◆ Direction: Reproduce each line of the material exactly, minus any picture.

◆ Record excerpts:
_____

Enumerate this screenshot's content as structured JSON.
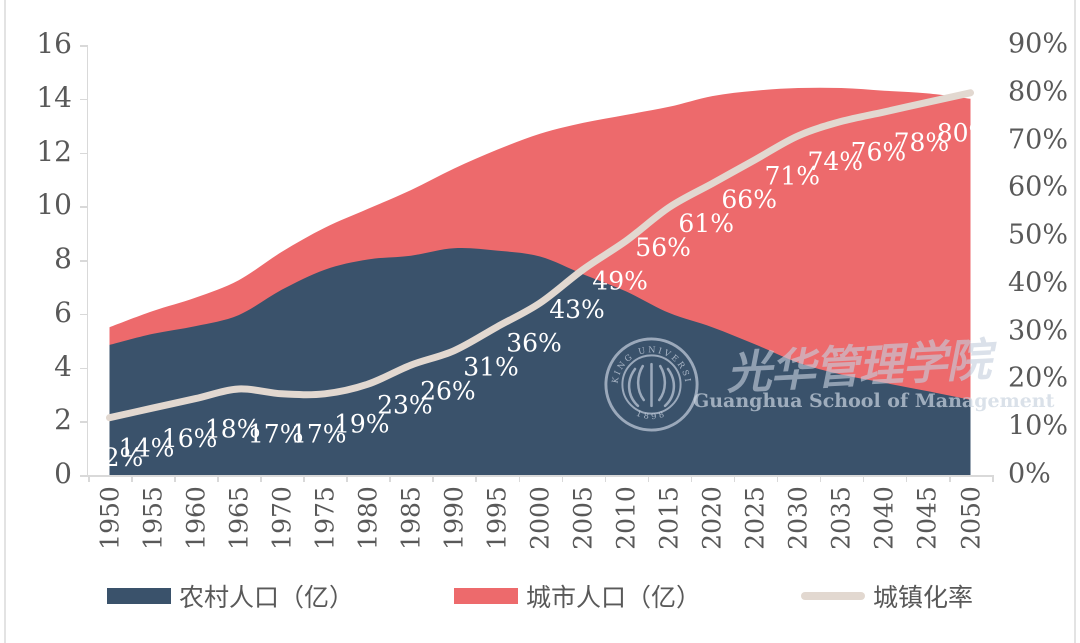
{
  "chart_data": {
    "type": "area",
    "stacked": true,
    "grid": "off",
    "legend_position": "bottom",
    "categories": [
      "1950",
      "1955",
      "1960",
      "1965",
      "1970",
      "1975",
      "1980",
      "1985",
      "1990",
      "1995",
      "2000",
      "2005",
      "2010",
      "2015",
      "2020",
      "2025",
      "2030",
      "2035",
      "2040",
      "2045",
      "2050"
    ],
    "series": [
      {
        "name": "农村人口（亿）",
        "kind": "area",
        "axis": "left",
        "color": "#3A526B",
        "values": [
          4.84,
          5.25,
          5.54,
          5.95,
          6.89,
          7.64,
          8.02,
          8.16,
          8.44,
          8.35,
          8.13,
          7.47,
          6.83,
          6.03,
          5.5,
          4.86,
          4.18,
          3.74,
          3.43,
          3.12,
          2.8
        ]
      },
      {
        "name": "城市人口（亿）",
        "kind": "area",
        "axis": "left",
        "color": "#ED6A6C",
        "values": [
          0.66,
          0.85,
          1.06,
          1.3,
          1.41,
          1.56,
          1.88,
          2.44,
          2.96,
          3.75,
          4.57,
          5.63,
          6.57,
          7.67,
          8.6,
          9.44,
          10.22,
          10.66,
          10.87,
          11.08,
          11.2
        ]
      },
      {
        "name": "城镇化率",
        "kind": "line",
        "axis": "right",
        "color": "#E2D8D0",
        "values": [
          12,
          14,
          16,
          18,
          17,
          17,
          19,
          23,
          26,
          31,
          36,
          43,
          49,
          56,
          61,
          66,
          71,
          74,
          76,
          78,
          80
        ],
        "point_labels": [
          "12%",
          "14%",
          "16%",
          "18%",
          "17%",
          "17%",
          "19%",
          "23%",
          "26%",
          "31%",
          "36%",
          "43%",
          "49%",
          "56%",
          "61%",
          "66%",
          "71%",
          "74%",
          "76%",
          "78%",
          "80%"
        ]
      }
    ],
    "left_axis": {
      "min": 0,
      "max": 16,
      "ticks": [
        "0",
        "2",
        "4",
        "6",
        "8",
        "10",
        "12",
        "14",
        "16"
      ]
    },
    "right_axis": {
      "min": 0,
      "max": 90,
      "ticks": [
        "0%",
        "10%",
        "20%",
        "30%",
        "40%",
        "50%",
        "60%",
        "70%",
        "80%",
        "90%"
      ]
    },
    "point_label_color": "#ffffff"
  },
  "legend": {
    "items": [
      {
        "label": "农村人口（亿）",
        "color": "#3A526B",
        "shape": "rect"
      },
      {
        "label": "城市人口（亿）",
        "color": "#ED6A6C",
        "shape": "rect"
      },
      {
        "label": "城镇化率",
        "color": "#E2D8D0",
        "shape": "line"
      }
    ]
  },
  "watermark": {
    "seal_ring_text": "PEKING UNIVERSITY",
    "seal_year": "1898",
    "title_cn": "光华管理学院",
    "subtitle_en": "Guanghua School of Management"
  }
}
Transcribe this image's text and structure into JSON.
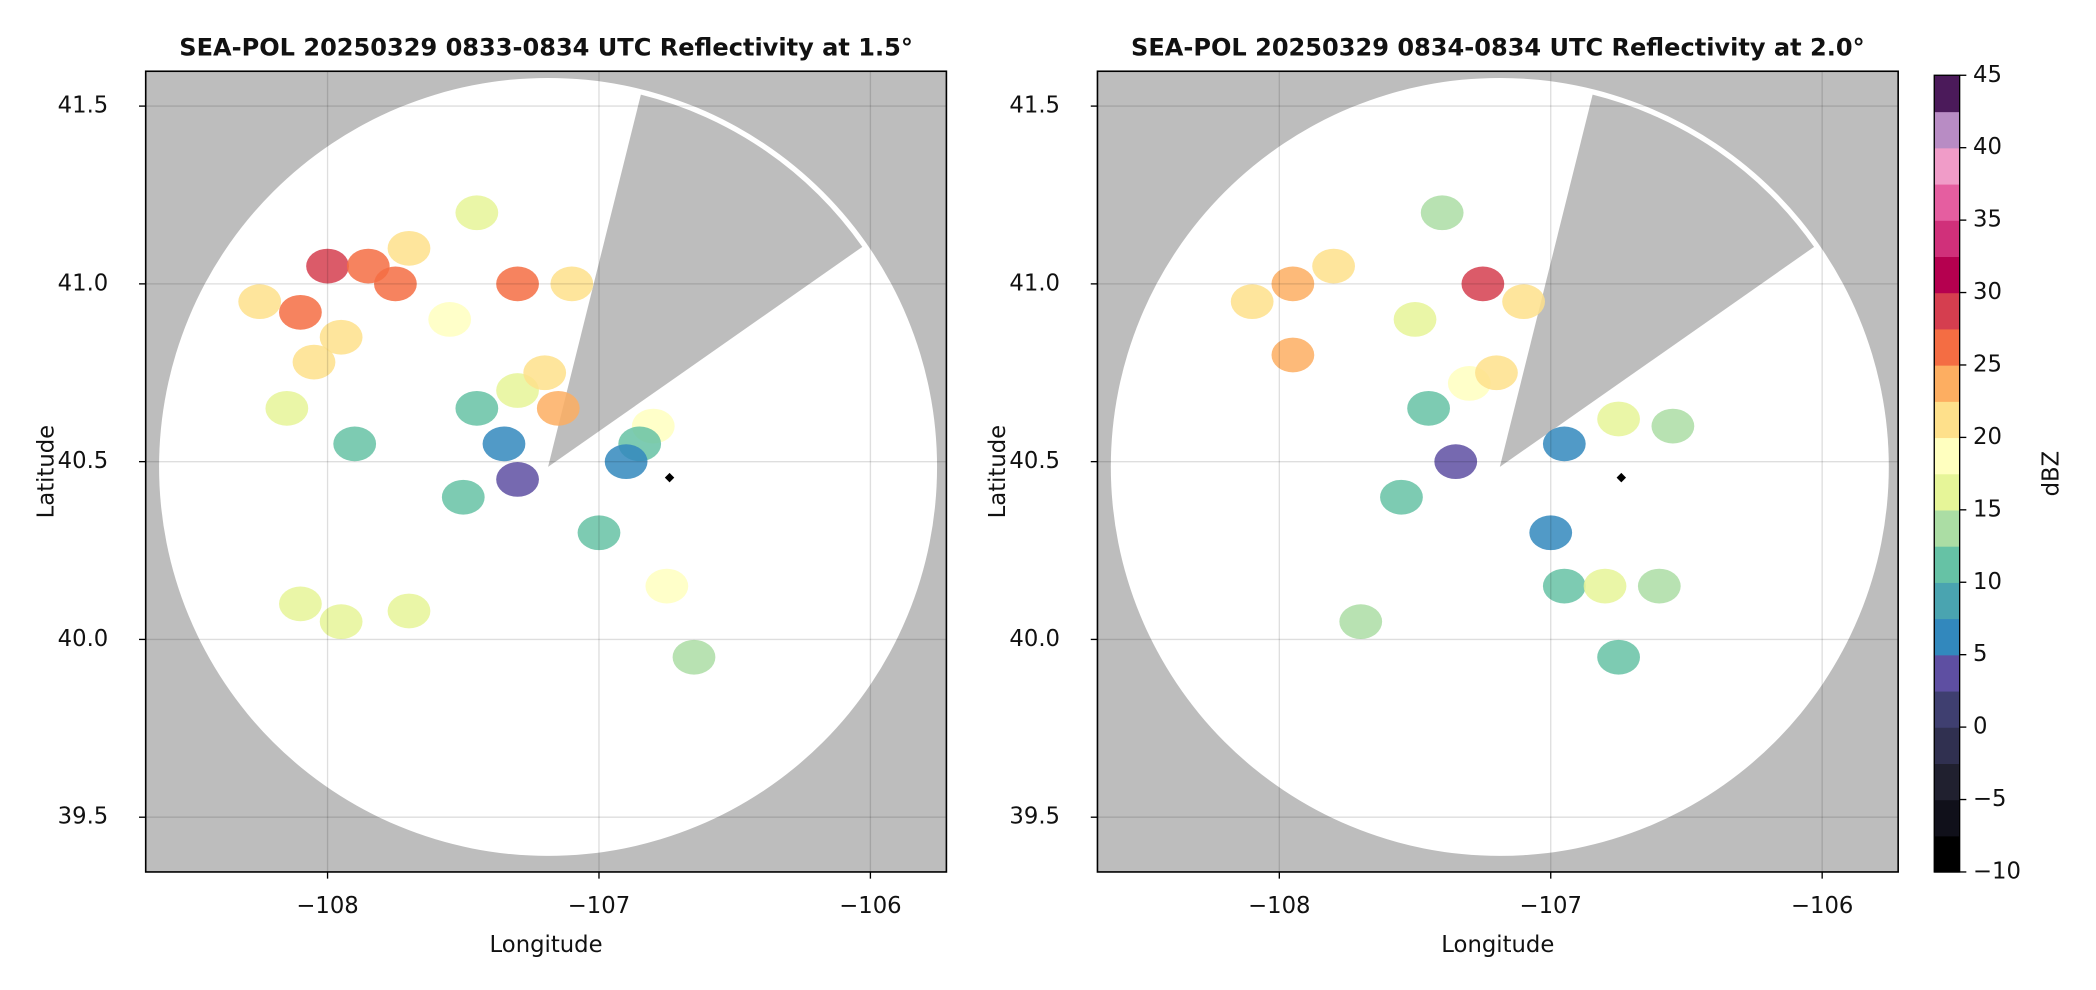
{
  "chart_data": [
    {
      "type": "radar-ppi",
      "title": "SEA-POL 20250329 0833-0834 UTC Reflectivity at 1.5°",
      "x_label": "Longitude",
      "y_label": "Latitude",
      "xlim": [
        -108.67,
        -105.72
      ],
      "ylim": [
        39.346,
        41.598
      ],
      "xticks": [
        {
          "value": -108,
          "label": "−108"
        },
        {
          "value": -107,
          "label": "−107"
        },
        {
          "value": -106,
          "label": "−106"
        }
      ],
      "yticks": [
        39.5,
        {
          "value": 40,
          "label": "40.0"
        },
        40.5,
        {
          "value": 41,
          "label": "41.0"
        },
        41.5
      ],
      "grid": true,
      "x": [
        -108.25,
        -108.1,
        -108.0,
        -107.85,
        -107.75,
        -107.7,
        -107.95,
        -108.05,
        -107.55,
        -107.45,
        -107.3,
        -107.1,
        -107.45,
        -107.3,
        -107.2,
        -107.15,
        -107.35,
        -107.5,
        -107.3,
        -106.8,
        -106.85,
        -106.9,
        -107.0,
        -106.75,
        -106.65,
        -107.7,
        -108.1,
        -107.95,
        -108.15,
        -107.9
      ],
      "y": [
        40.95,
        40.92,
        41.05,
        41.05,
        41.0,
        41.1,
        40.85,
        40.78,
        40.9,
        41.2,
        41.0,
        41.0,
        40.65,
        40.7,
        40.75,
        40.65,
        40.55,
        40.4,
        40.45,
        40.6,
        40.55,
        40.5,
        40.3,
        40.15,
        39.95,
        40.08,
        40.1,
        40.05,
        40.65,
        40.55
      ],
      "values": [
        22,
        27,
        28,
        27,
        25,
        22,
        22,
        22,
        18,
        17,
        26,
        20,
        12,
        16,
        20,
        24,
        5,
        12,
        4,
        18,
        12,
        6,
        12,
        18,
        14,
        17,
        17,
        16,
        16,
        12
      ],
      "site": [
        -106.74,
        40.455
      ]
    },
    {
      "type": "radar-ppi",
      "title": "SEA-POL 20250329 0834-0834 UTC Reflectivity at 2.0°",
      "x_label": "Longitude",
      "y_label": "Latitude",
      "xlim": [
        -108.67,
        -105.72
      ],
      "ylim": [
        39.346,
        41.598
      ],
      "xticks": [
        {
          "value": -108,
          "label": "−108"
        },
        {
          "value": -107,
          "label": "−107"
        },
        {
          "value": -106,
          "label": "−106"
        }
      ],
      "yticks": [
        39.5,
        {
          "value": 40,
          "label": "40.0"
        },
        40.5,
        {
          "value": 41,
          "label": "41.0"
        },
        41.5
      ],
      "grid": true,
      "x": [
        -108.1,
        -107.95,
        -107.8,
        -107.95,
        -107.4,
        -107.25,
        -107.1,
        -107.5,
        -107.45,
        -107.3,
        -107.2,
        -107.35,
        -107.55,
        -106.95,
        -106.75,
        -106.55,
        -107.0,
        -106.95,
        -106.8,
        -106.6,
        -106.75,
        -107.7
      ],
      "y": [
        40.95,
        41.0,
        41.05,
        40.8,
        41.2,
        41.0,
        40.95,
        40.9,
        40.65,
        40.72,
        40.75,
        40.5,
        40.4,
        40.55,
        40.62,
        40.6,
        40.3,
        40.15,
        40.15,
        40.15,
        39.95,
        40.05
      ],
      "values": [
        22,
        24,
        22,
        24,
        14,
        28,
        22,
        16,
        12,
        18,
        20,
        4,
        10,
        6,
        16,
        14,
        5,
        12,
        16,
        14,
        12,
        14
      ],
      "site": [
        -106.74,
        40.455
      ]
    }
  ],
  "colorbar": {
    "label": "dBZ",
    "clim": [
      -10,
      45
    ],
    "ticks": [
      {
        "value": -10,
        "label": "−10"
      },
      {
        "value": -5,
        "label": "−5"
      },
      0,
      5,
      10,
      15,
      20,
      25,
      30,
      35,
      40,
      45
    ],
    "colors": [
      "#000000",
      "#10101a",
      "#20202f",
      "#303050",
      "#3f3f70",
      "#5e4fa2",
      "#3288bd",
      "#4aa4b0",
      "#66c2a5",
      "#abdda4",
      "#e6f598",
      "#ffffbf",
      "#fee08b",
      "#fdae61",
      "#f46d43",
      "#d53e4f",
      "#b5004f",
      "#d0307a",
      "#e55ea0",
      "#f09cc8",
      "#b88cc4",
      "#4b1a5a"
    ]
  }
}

_____

◆ Expected answer:
Enumerate this screenshot's content as structured JSON.
{
  "chart_data": {
    "type": "area",
    "stacked": true,
    "grid": "off",
    "legend_position": "bottom",
    "categories": [
      "1950",
      "1955",
      "1960",
      "1965",
      "1970",
      "1975",
      "1980",
      "1985",
      "1990",
      "1995",
      "2000",
      "2005",
      "2010",
      "2015",
      "2020",
      "2025",
      "2030",
      "2035",
      "2040",
      "2045",
      "2050"
    ],
    "series": [
      {
        "name": "农村人口（亿）",
        "kind": "area",
        "axis": "left",
        "color": "#3A526B",
        "values": [
          4.84,
          5.25,
          5.54,
          5.95,
          6.89,
          7.64,
          8.02,
          8.16,
          8.44,
          8.35,
          8.13,
          7.47,
          6.83,
          6.03,
          5.5,
          4.86,
          4.18,
          3.74,
          3.43,
          3.12,
          2.8
        ]
      },
      {
        "name": "城市人口（亿）",
        "kind": "area",
        "axis": "left",
        "color": "#ED6A6C",
        "values": [
          0.66,
          0.85,
          1.06,
          1.3,
          1.41,
          1.56,
          1.88,
          2.44,
          2.96,
          3.75,
          4.57,
          5.63,
          6.57,
          7.67,
          8.6,
          9.44,
          10.22,
          10.66,
          10.87,
          11.08,
          11.2
        ]
      },
      {
        "name": "城镇化率",
        "kind": "line",
        "axis": "right",
        "color": "#E2D8D0",
        "values": [
          12,
          14,
          16,
          18,
          17,
          17,
          19,
          23,
          26,
          31,
          36,
          43,
          49,
          56,
          61,
          66,
          71,
          74,
          76,
          78,
          80
        ],
        "point_labels": [
          "12%",
          "14%",
          "16%",
          "18%",
          "17%",
          "17%",
          "19%",
          "23%",
          "26%",
          "31%",
          "36%",
          "43%",
          "49%",
          "56%",
          "61%",
          "66%",
          "71%",
          "74%",
          "76%",
          "78%",
          "80%"
        ]
      }
    ],
    "left_axis": {
      "min": 0,
      "max": 16,
      "ticks": [
        "0",
        "2",
        "4",
        "6",
        "8",
        "10",
        "12",
        "14",
        "16"
      ]
    },
    "right_axis": {
      "min": 0,
      "max": 90,
      "ticks": [
        "0%",
        "10%",
        "20%",
        "30%",
        "40%",
        "50%",
        "60%",
        "70%",
        "80%",
        "90%"
      ]
    },
    "point_label_color": "#ffffff"
  },
  "legend": {
    "items": [
      {
        "label": "农村人口（亿）",
        "color": "#3A526B",
        "shape": "rect"
      },
      {
        "label": "城市人口（亿）",
        "color": "#ED6A6C",
        "shape": "rect"
      },
      {
        "label": "城镇化率",
        "color": "#E2D8D0",
        "shape": "line"
      }
    ]
  },
  "watermark": {
    "seal_ring_text": "PEKING UNIVERSITY",
    "seal_year": "1898",
    "title_cn": "光华管理学院",
    "subtitle_en": "Guanghua School of Management"
  }
}
Transcribe this image's text and structure into JSON.
{
  "chart_data": [
    {
      "type": "radar-ppi",
      "title": "SEA-POL 20250329 0833-0834 UTC Reflectivity at 1.5°",
      "x_label": "Longitude",
      "y_label": "Latitude",
      "xlim": [
        -108.67,
        -105.72
      ],
      "ylim": [
        39.346,
        41.598
      ],
      "xticks": [
        {
          "value": -108,
          "label": "−108"
        },
        {
          "value": -107,
          "label": "−107"
        },
        {
          "value": -106,
          "label": "−106"
        }
      ],
      "yticks": [
        39.5,
        {
          "value": 40,
          "label": "40.0"
        },
        40.5,
        {
          "value": 41,
          "label": "41.0"
        },
        41.5
      ],
      "grid": true,
      "x": [
        -108.25,
        -108.1,
        -108.0,
        -107.85,
        -107.75,
        -107.7,
        -107.95,
        -108.05,
        -107.55,
        -107.45,
        -107.3,
        -107.1,
        -107.45,
        -107.3,
        -107.2,
        -107.15,
        -107.35,
        -107.5,
        -107.3,
        -106.8,
        -106.85,
        -106.9,
        -107.0,
        -106.75,
        -106.65,
        -107.7,
        -108.1,
        -107.95,
        -108.15,
        -107.9
      ],
      "y": [
        40.95,
        40.92,
        41.05,
        41.05,
        41.0,
        41.1,
        40.85,
        40.78,
        40.9,
        41.2,
        41.0,
        41.0,
        40.65,
        40.7,
        40.75,
        40.65,
        40.55,
        40.4,
        40.45,
        40.6,
        40.55,
        40.5,
        40.3,
        40.15,
        39.95,
        40.08,
        40.1,
        40.05,
        40.65,
        40.55
      ],
      "values": [
        22,
        27,
        28,
        27,
        25,
        22,
        22,
        22,
        18,
        17,
        26,
        20,
        12,
        16,
        20,
        24,
        5,
        12,
        4,
        18,
        12,
        6,
        12,
        18,
        14,
        17,
        17,
        16,
        16,
        12
      ],
      "site": [
        -106.74,
        40.455
      ]
    },
    {
      "type": "radar-ppi",
      "title": "SEA-POL 20250329 0834-0834 UTC Reflectivity at 2.0°",
      "x_label": "Longitude",
      "y_label": "Latitude",
      "xlim": [
        -108.67,
        -105.72
      ],
      "ylim": [
        39.346,
        41.598
      ],
      "xticks": [
        {
          "value": -108,
          "label": "−108"
        },
        {
          "value": -107,
          "label": "−107"
        },
        {
          "value": -106,
          "label": "−106"
        }
      ],
      "yticks": [
        39.5,
        {
          "value": 40,
          "label": "40.0"
        },
        40.5,
        {
          "value": 41,
          "label": "41.0"
        },
        41.5
      ],
      "grid": true,
      "x": [
        -108.1,
        -107.95,
        -107.8,
        -107.95,
        -107.4,
        -107.25,
        -107.1,
        -107.5,
        -107.45,
        -107.3,
        -107.2,
        -107.35,
        -107.55,
        -106.95,
        -106.75,
        -106.55,
        -107.0,
        -106.95,
        -106.8,
        -106.6,
        -106.75,
        -107.7
      ],
      "y": [
        40.95,
        41.0,
        41.05,
        40.8,
        41.2,
        41.0,
        40.95,
        40.9,
        40.65,
        40.72,
        40.75,
        40.5,
        40.4,
        40.55,
        40.62,
        40.6,
        40.3,
        40.15,
        40.15,
        40.15,
        39.95,
        40.05
      ],
      "values": [
        22,
        24,
        22,
        24,
        14,
        28,
        22,
        16,
        12,
        18,
        20,
        4,
        10,
        6,
        16,
        14,
        5,
        12,
        16,
        14,
        12,
        14
      ],
      "site": [
        -106.74,
        40.455
      ]
    }
  ],
  "colorbar": {
    "label": "dBZ",
    "clim": [
      -10,
      45
    ],
    "ticks": [
      {
        "value": -10,
        "label": "−10"
      },
      {
        "value": -5,
        "label": "−5"
      },
      0,
      5,
      10,
      15,
      20,
      25,
      30,
      35,
      40,
      45
    ],
    "colors": [
      "#000000",
      "#10101a",
      "#20202f",
      "#303050",
      "#3f3f70",
      "#5e4fa2",
      "#3288bd",
      "#4aa4b0",
      "#66c2a5",
      "#abdda4",
      "#e6f598",
      "#ffffbf",
      "#fee08b",
      "#fdae61",
      "#f46d43",
      "#d53e4f",
      "#b5004f",
      "#d0307a",
      "#e55ea0",
      "#f09cc8",
      "#b88cc4",
      "#4b1a5a"
    ]
  }
}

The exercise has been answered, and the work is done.